╔══
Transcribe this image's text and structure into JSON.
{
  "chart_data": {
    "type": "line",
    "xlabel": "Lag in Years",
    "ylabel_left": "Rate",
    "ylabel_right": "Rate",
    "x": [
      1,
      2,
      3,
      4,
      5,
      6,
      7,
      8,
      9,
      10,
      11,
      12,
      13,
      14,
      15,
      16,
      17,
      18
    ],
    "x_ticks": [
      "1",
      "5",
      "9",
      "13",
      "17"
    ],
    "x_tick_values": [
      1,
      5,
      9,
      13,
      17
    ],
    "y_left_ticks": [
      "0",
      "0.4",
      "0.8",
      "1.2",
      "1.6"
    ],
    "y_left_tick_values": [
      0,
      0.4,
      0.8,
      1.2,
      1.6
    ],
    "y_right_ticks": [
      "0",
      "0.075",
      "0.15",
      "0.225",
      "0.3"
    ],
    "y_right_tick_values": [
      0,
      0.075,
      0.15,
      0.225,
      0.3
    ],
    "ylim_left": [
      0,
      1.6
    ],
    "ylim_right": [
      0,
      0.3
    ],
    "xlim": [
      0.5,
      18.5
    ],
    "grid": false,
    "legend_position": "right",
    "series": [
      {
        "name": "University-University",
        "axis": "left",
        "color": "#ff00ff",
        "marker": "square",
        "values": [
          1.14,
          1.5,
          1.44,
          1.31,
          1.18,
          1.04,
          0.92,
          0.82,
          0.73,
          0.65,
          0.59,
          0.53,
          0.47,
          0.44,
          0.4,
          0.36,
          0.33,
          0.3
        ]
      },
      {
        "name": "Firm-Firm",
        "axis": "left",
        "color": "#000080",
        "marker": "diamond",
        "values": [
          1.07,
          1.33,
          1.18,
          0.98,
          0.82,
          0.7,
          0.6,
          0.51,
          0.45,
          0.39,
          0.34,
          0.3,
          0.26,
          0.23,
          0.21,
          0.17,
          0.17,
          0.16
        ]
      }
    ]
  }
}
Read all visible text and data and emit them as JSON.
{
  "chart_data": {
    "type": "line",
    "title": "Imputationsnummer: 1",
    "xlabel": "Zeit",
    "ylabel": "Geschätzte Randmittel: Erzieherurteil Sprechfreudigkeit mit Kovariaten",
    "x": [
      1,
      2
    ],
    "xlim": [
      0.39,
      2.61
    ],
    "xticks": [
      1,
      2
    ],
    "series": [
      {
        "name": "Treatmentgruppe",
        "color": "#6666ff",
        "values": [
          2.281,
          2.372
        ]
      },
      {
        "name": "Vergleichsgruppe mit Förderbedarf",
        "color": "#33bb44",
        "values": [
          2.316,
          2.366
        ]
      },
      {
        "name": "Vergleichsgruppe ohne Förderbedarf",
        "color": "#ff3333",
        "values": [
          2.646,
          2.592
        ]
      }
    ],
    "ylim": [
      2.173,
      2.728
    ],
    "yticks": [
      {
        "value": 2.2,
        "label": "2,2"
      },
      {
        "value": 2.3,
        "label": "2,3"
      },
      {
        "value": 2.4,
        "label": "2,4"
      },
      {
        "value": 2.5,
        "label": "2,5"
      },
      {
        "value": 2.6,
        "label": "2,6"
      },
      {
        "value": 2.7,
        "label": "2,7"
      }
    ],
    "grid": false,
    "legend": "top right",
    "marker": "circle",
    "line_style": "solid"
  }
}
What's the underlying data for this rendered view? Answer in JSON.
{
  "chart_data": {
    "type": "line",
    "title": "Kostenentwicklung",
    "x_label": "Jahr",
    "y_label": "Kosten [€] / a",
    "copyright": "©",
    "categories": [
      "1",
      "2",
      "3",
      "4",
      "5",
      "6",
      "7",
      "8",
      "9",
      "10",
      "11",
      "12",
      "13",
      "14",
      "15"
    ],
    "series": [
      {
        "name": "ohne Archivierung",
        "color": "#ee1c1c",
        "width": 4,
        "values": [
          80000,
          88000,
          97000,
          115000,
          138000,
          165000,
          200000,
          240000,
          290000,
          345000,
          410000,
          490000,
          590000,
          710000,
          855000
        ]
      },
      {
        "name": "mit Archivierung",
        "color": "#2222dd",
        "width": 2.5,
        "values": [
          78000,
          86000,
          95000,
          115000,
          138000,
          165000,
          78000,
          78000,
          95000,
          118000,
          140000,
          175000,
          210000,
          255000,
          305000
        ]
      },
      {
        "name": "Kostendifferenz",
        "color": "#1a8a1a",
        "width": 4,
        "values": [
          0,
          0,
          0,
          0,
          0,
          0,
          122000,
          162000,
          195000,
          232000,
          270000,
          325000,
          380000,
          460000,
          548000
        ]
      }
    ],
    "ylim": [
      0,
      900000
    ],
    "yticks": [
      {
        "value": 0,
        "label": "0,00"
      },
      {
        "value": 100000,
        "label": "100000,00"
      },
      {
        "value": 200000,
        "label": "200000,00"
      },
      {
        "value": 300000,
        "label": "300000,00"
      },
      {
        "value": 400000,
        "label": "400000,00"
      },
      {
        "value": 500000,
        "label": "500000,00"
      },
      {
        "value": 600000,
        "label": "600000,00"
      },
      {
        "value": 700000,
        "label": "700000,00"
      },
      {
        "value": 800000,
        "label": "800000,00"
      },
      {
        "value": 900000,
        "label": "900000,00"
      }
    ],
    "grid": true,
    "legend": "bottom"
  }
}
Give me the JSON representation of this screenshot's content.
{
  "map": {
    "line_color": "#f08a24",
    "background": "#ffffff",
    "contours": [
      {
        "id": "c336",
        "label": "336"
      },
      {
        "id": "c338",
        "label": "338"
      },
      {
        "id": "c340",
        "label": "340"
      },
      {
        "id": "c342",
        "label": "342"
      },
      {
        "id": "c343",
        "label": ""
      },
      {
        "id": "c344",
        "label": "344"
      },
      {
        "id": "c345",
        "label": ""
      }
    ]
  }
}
╚══
_SET EXERCISE_
Please list every line of the records that contains "JSON".

_FULL OUTPUT_
Transcribe this image's text and structure into JSON.
Read all visible text and data and emit them as JSON.
What's the underlying data for this rendered view? Answer in JSON.
Give me the JSON representation of this screenshot's content.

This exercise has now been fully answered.